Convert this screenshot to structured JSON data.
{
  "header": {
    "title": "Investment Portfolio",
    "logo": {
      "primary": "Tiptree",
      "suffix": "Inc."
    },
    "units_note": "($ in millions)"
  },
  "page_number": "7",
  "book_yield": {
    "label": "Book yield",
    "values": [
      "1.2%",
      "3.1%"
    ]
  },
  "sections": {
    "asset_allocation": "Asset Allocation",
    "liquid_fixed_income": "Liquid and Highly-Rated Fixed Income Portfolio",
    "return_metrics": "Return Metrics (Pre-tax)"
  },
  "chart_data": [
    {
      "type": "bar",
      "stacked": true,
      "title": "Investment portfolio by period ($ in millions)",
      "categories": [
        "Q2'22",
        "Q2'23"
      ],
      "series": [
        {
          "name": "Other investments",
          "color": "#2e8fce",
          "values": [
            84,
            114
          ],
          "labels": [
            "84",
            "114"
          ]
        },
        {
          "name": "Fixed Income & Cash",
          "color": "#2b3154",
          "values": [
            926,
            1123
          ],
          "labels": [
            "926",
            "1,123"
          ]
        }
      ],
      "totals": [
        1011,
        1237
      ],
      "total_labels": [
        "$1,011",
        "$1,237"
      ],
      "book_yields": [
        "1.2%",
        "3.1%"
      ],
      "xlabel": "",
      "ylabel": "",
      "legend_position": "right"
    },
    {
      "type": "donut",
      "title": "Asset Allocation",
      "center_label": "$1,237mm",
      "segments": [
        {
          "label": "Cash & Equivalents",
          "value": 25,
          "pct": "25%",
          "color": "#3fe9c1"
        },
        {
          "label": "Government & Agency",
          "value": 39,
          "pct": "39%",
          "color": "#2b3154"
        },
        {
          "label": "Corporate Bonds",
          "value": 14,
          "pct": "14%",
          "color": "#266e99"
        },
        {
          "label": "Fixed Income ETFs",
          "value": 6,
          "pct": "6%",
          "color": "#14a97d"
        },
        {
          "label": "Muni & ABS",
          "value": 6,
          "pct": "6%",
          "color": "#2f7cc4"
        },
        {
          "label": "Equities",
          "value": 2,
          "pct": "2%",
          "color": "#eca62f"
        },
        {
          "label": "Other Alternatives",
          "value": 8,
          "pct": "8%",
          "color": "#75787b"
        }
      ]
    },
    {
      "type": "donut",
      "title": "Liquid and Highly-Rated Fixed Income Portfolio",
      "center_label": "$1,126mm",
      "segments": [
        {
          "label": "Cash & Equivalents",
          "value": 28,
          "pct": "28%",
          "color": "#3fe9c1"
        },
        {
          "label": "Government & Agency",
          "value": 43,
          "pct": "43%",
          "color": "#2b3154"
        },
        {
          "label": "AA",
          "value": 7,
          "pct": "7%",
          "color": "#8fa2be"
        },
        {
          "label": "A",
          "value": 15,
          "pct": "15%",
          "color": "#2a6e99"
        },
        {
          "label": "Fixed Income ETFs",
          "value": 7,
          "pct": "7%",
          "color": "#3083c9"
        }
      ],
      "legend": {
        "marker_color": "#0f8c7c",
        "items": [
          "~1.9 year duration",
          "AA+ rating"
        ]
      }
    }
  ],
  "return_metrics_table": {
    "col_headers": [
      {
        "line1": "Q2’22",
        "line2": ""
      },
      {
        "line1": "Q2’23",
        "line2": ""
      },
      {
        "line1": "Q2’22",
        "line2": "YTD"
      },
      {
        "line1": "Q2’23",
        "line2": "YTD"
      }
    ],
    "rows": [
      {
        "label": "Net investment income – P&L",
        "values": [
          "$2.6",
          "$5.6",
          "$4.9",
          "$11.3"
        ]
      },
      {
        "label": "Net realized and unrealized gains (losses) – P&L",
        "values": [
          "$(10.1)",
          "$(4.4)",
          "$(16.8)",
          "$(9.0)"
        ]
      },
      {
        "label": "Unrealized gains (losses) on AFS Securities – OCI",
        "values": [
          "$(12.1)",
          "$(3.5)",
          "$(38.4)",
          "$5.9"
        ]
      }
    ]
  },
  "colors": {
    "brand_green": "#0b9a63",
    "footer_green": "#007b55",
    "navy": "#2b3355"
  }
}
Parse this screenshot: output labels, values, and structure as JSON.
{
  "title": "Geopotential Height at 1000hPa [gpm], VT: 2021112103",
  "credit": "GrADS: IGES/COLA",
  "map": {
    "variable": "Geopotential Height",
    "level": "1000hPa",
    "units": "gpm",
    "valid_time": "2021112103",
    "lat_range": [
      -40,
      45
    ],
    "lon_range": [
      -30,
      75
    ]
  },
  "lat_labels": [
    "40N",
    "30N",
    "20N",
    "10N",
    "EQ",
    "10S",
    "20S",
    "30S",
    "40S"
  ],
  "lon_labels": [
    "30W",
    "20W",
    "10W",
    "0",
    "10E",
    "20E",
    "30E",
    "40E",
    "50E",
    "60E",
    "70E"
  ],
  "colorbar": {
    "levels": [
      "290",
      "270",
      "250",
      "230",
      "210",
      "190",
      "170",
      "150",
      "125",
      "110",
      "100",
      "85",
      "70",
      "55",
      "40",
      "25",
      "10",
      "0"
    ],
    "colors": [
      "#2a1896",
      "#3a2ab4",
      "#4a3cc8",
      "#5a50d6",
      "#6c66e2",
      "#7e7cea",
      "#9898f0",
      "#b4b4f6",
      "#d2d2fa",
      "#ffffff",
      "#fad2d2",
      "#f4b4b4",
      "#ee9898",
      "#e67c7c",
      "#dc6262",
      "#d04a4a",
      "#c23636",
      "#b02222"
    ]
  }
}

**Problem to solve**
List every line in the records above that contains the word "Allocation".

**Finished task**
    "asset_allocation": "Asset Allocation",
      "title": "Asset Allocation",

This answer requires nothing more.